FileRight, a company based in Silicon Valley, is meeting with officials from the Obama administration about using their online start-up to make filling out immigration forms less of a hassle.
The platform would resemble products like TurboTax. The company said they are not lobbying for immigration reform, but are simply interested in helping the government find an alternative route from its current problematic paper-based system.
After hiring lobbyists in January, executives from the company have had meetings with the White House, the United States Citizenship and Immigration Services (USCIS), and congressional offices among both Democrats and Republicans.
While the future of the nation’s immigration system is uncertain at the moment, the executives at FileRight are encouraging the government to be prepared for new applicants in order to avoid a backlog of applications. The USCIS already receives millions of immigration application paperwork each year. If the more than 11 million undocumented immigrants currently in the United States were granted the opportunity to apply for citizenship through immigration reform, or President Obama’s pending executive order, the number of applications would increase drastically.
FileRight’s founder, Cesare Alessandrini, said that the online system could potentially fill this gap and help ease the influx of applications.
The USCIS currently allows individuals and attorneys filling out paperwork on behalf of immigrants to fill out some forms online, but the system still predominantly functions through paper applications. The FileRight system would allow users to fill out forms online, and then print and manually mail in the applications. The system also alerts applicants to any errors or areas that might require the help of an attorney.
Currently, FileRight does not offer legal support, but the company’s chief strategy officer, Casey Berman, said that they aim to include a feature that would direct users to non-profits and advocacy groups that would offer appropriate legal guidance.

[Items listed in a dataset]
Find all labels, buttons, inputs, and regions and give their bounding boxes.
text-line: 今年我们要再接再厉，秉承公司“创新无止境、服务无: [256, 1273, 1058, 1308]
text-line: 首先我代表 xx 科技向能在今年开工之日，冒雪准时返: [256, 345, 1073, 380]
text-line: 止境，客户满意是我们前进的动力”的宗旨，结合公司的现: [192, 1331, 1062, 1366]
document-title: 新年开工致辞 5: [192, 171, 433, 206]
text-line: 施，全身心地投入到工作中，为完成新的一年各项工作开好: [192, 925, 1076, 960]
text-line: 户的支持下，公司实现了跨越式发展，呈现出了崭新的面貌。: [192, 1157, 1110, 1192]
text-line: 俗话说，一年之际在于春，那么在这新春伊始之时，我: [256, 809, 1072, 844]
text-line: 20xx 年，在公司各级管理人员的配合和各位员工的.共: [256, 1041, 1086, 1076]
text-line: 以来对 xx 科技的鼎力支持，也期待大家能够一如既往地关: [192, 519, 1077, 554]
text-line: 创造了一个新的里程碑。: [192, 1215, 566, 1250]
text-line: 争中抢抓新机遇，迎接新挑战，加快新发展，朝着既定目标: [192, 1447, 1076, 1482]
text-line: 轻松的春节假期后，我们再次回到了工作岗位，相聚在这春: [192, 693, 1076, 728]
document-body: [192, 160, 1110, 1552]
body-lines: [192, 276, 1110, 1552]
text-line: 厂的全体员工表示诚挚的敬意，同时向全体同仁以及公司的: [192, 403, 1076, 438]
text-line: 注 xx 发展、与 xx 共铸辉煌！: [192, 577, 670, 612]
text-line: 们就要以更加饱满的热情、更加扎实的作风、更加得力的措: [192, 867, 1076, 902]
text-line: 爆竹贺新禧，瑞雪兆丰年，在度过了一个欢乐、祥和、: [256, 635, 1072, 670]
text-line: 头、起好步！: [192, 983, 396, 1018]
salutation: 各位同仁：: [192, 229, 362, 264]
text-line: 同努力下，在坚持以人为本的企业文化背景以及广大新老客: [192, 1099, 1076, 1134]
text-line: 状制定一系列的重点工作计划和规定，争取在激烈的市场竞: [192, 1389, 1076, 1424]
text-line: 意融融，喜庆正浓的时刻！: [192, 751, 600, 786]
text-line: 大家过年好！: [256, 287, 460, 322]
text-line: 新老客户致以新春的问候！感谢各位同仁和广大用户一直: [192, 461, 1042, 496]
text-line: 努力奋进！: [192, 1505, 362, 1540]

ACTIVITY LIST
- 1) In the FileRight article, which existing product would the company's platform resemble?
- 2) Reproduce the passage of the FileRight article between "FileRight, a company" and "problematic paper-based system.", inclusive.

SOLUTIONS BY TASK
- 1) TurboTax

- 2)
FileRight, a company based in Silicon Valley, is meeting with officials from the Obama administration about using their online start-up to make filling out immigration forms less of a hassle.
The platform would resemble products like TurboTax. The company said they are not lobbying for immigration reform, but are simply interested in helping the government find an alternative route from its current problematic paper-based system.